Stated task - Would you transcribe all of the data exactly, down to the last character?

-- Begin Raw records --

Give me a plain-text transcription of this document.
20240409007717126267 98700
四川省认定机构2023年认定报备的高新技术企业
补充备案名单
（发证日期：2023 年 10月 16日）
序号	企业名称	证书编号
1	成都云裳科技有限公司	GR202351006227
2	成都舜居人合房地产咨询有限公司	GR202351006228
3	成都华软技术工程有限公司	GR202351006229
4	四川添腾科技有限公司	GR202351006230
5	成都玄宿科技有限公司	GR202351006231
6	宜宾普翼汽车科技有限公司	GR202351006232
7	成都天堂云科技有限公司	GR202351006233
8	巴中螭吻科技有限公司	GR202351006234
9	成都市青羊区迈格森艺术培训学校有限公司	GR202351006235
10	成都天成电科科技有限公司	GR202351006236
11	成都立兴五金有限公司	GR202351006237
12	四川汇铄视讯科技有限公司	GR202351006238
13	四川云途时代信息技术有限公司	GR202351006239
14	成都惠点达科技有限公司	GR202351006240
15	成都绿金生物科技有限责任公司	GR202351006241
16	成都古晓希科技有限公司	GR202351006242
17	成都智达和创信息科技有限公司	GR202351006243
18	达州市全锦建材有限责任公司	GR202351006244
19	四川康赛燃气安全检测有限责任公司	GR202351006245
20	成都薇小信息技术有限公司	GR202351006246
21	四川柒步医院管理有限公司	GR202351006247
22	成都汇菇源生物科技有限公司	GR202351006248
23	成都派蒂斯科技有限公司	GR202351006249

-- End Raw records --

Solution for this problem -
Give me a plain-text transcription of this document.
20240409007717126267 98700
四川省认定机构2023年认定报备的高新技术企业
补充备案名单
（发证日期：2023 年 10月 16日）
序号	企业名称	证书编号
1	成都云裳科技有限公司	GR202351006227
2	成都舜居人合房地产咨询有限公司	GR202351006228
3	成都华软技术工程有限公司	GR202351006229
4	四川添腾科技有限公司	GR202351006230
5	成都玄宿科技有限公司	GR202351006231
6	宜宾普翼汽车科技有限公司	GR202351006232
7	成都天堂云科技有限公司	GR202351006233
8	巴中螭吻科技有限公司	GR202351006234
9	成都市青羊区迈格森艺术培训学校有限公司	GR202351006235
10	成都天成电科科技有限公司	GR202351006236
11	成都立兴五金有限公司	GR202351006237
12	四川汇铄视讯科技有限公司	GR202351006238
13	四川云途时代信息技术有限公司	GR202351006239
14	成都惠点达科技有限公司	GR202351006240
15	成都绿金生物科技有限责任公司	GR202351006241
16	成都古晓希科技有限公司	GR202351006242
17	成都智达和创信息科技有限公司	GR202351006243
18	达州市全锦建材有限责任公司	GR202351006244
19	四川康赛燃气安全检测有限责任公司	GR202351006245
20	成都薇小信息技术有限公司	GR202351006246
21	四川柒步医院管理有限公司	GR202351006247
22	成都汇菇源生物科技有限公司	GR202351006248
23	成都派蒂斯科技有限公司	GR202351006249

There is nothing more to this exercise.